(Rows from a data collection)
START

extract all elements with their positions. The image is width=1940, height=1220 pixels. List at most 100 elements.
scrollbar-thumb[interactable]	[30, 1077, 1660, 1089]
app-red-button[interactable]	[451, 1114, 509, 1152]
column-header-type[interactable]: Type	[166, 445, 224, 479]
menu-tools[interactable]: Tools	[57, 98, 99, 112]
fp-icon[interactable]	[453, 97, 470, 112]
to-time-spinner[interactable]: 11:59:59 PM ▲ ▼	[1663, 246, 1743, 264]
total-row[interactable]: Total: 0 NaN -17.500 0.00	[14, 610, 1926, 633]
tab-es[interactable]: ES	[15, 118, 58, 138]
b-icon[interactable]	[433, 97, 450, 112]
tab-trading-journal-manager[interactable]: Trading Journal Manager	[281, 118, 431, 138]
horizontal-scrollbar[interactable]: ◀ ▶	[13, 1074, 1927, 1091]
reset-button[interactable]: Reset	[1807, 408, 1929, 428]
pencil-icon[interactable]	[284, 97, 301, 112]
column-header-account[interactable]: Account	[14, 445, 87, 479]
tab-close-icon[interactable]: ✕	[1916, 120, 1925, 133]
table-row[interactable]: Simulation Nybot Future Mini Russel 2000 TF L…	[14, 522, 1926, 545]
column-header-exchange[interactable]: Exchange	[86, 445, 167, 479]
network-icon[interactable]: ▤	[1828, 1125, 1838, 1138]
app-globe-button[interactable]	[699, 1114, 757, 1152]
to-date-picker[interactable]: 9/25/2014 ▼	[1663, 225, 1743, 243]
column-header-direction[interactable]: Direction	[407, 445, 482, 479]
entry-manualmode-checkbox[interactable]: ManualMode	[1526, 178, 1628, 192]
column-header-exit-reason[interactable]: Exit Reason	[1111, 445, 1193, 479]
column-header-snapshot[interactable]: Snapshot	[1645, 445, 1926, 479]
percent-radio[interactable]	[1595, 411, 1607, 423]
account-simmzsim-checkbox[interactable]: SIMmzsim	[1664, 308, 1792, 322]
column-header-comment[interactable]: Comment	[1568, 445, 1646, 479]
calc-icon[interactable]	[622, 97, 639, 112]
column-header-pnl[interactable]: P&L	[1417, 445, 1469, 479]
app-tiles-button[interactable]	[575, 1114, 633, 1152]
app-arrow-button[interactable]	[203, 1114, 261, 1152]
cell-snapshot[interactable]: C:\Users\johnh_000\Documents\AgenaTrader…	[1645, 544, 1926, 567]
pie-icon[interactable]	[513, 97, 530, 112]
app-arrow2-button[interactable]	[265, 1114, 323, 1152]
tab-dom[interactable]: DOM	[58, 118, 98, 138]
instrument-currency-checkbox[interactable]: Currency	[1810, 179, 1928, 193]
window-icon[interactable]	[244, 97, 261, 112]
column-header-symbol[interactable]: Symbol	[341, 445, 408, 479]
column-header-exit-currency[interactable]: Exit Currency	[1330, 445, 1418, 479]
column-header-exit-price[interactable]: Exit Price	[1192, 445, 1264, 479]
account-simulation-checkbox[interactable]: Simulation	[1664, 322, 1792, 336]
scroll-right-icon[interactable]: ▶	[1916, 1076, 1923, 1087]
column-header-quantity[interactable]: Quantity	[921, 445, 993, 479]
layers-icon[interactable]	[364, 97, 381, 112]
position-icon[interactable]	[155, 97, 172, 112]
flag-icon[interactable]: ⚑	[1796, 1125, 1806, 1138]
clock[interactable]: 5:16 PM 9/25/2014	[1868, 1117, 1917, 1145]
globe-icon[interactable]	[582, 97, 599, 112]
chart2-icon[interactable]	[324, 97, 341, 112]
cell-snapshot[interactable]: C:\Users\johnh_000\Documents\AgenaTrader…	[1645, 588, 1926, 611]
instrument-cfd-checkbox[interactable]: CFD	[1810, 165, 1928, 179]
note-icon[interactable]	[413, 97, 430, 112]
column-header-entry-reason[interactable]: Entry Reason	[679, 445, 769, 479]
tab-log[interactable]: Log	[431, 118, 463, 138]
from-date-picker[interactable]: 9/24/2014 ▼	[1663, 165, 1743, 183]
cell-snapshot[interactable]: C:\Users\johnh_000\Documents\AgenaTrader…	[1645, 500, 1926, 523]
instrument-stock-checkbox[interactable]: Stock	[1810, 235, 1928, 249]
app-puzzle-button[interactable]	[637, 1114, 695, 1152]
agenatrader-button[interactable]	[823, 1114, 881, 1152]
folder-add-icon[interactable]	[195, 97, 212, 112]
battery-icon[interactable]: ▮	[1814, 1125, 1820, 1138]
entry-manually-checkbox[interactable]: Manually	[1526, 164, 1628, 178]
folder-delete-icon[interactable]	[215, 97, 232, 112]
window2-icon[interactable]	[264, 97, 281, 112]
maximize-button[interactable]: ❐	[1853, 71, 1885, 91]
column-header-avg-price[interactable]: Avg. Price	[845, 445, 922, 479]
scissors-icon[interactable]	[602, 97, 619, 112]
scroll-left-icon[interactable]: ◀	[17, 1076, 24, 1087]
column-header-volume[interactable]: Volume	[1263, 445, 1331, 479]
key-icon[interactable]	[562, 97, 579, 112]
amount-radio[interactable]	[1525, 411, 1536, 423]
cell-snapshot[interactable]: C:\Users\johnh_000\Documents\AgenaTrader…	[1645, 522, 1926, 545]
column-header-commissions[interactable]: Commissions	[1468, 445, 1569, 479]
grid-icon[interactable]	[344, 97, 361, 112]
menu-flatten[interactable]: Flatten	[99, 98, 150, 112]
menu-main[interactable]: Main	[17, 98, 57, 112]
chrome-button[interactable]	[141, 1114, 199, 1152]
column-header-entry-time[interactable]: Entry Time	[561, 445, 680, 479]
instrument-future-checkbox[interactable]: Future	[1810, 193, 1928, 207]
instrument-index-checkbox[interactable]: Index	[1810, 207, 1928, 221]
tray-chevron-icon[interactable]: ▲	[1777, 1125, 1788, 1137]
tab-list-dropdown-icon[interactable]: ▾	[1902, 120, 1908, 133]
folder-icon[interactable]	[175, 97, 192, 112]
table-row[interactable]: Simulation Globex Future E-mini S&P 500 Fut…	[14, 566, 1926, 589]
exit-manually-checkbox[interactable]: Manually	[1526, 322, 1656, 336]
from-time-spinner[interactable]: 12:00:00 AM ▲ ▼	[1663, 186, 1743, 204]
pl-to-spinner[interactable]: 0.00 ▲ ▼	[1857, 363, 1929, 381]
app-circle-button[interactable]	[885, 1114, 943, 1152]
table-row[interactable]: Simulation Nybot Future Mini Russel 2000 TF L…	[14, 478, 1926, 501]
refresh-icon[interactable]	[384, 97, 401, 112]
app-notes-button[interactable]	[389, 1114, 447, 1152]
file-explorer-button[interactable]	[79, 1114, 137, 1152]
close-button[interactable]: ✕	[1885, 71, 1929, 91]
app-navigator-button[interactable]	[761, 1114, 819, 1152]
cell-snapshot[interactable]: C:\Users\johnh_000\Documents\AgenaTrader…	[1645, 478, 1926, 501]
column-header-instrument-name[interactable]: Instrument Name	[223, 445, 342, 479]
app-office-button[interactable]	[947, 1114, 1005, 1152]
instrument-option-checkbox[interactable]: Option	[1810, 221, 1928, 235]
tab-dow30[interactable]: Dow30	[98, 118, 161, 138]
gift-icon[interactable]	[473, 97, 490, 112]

END

(Task to complete)
Please copy the rows from the first line through the line with "445, 167, 479]", renaming "scrollbar" to "slider" and keeping everything else the same.

(Solved problem)
extract all elements with their positions. The image is width=1940, height=1220 pixels. List at most 100 elements.
slider-thumb[interactable]	[30, 1077, 1660, 1089]
app-red-button[interactable]	[451, 1114, 509, 1152]
column-header-type[interactable]: Type	[166, 445, 224, 479]
menu-tools[interactable]: Tools	[57, 98, 99, 112]
fp-icon[interactable]	[453, 97, 470, 112]
to-time-spinner[interactable]: 11:59:59 PM ▲ ▼	[1663, 246, 1743, 264]
total-row[interactable]: Total: 0 NaN -17.500 0.00	[14, 610, 1926, 633]
tab-es[interactable]: ES	[15, 118, 58, 138]
b-icon[interactable]	[433, 97, 450, 112]
tab-trading-journal-manager[interactable]: Trading Journal Manager	[281, 118, 431, 138]
horizontal-slider[interactable]: ◀ ▶	[13, 1074, 1927, 1091]
reset-button[interactable]: Reset	[1807, 408, 1929, 428]
pencil-icon[interactable]	[284, 97, 301, 112]
column-header-account[interactable]: Account	[14, 445, 87, 479]
tab-close-icon[interactable]: ✕	[1916, 120, 1925, 133]
table-row[interactable]: Simulation Nybot Future Mini Russel 2000 TF L…	[14, 522, 1926, 545]
column-header-exchange[interactable]: Exchange	[86, 445, 167, 479]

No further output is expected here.